- _WHAT THE TASK ASKS_
Output every record word for word.

Extracted data entries
'''

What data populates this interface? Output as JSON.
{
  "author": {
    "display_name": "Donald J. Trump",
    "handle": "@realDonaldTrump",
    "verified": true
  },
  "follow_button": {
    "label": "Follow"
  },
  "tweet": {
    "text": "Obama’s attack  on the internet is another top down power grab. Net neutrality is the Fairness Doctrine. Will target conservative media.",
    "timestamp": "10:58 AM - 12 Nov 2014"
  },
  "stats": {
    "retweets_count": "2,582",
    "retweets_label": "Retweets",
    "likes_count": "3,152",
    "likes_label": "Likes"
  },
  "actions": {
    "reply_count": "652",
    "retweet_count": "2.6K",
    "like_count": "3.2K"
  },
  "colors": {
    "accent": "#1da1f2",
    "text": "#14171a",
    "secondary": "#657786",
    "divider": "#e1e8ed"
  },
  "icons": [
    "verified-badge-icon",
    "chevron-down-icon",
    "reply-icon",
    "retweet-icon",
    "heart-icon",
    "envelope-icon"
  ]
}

'''

- _EXPECTED ANSWER_
What data populates this interface? Output as JSON.
{
  "author": {
    "display_name": "Donald J. Trump",
    "handle": "@realDonaldTrump",
    "verified": true
  },
  "follow_button": {
    "label": "Follow"
  },
  "tweet": {
    "text": "Obama’s attack  on the internet is another top down power grab. Net neutrality is the Fairness Doctrine. Will target conservative media.",
    "timestamp": "10:58 AM - 12 Nov 2014"
  },
  "stats": {
    "retweets_count": "2,582",
    "retweets_label": "Retweets",
    "likes_count": "3,152",
    "likes_label": "Likes"
  },
  "actions": {
    "reply_count": "652",
    "retweet_count": "2.6K",
    "like_count": "3.2K"
  },
  "colors": {
    "accent": "#1da1f2",
    "text": "#14171a",
    "secondary": "#657786",
    "divider": "#e1e8ed"
  },
  "icons": [
    "verified-badge-icon",
    "chevron-down-icon",
    "reply-icon",
    "retweet-icon",
    "heart-icon",
    "envelope-icon"
  ]
}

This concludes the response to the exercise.